▸ **Text shown**:
╭──
The stay in Belgium was abruptly curtailed when the German army invaded the country in May, 1940 after a successful sweep through Denmark, Norway, and Holland. Hans Garfunkel, together with the 50 other Jewish refugee children in the boys’ orphanage and another 40 or so refugee children in a corresponding girls’ orphanage, got on a train bound for parts unknown. After meandering through the countryside for days, the group arrived in southern France, which would be their home for the next 2 ½ years.

That first winter was terrible. It was the coldest winter in years and the barn where the children lived was unheated. There were mice, rats, and other vermin. Most of the children had lice. They were malnourished. Some undoubtedly had scurvy. But then the group came under the protection of the Swiss Red Cross and moved to slightly better accommodations in an unoccupied castle, the Château de la Hille, also in southern, as yet unoccupied, France, not far from the Pyrenees. News of parents who “went on a trip,” never to be heard from again, was increasingly common. One of the girls in the group, Ilse Wulff, got a postcard informing her that her father, who had immigrated to Shanghai, had died. Seven years and a life time of experiences later, Ilse Wulff would marry Hans Garfunkel.
╰──
[Dataset entries]
╭──
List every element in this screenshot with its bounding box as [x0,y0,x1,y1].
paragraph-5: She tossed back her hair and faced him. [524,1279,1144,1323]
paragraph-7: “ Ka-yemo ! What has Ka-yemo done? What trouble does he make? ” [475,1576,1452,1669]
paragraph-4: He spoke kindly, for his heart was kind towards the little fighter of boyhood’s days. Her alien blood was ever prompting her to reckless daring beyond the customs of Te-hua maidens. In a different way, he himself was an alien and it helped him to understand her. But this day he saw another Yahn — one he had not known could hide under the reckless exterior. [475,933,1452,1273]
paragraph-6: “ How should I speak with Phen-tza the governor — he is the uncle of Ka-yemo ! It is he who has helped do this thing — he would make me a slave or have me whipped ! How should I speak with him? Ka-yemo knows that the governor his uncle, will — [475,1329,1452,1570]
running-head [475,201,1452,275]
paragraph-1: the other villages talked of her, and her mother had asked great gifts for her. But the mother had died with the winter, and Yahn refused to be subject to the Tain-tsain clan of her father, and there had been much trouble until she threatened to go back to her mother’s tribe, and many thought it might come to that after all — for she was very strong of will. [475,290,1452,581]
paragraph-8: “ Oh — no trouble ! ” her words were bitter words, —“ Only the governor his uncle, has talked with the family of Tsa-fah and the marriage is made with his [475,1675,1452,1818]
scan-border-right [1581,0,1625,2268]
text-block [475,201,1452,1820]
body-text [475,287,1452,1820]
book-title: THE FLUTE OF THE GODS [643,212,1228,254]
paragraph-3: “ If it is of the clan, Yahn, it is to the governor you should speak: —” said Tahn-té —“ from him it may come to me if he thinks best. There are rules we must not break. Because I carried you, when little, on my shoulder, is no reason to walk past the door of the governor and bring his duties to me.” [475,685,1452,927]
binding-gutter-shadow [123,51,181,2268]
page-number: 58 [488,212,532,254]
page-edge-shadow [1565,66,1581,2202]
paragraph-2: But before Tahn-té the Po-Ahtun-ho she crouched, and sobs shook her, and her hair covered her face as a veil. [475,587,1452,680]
╰──
▸ **What to do**:
• 1. List every country named in the text about the refugee children's wartime years in Belgium and France.
• 2. Continue the text about the refugee children's wartime years in Belgium and France from the point where it stops.

▸ **Task answers**:
• 1. Belgium, Denmark, Norway, Holland, France

• 2.
The charmed existence at the Château, which only in the context of the surrounding world of barbarism could possibly have been construed as idyllic, came to an end in August, 1942 when the French police rounded up all the over 16-year-olds as part of their agreement with their Nazi masters (while the south of France was not at the time occupied by German soldiers, its Vichy government was far from independent) to deport all foreign-born Jews. Hans (as well as his future wife, Ilse) were taken to camp Vernet, a way station to Auschwitz. Through the somewhat miraculous intervention of the Château’s Red Cross supervisors, the group was released.

But the writing was on the wall: France was not a safe haven. On Christmas eve, 1942, Hans Garfunkel made his way through the snow from France to Switzerland, crossing the border illegally. He would be followed on New Year’s eve by Ilse Wulff. Hans spent the next year in work camps in Switzerland, cutting down trees and engaging in other heavy manual labor, but at least he was safe. For a time, he managed to arrange to take high school classes in the evening and ultimately to attend school full time. He then took the entrance examination to the University of Bern, did extremely well, and enrolled in the spring of 1945.

The war was over in Europe and the future suddenly looked bright. At least, Hans had every hope of having a future. But in August of 1945, while again interned in a work camp during what was supposed to be the university summer vacation, he suffered a mental breakdown. He was hospitalized at a local psychiatric facility until the winter of 1946 when he resumed his studies. Then, in the fall of 1946, the Swiss authorities demanded that he emigrate, explaining that Switzerland “had no problem with anti-Semitism and didn’t wish to develop one.” Hans traveled to São Paulo, Brazil, where he was reunited with his brother Günther after more than ten years apart.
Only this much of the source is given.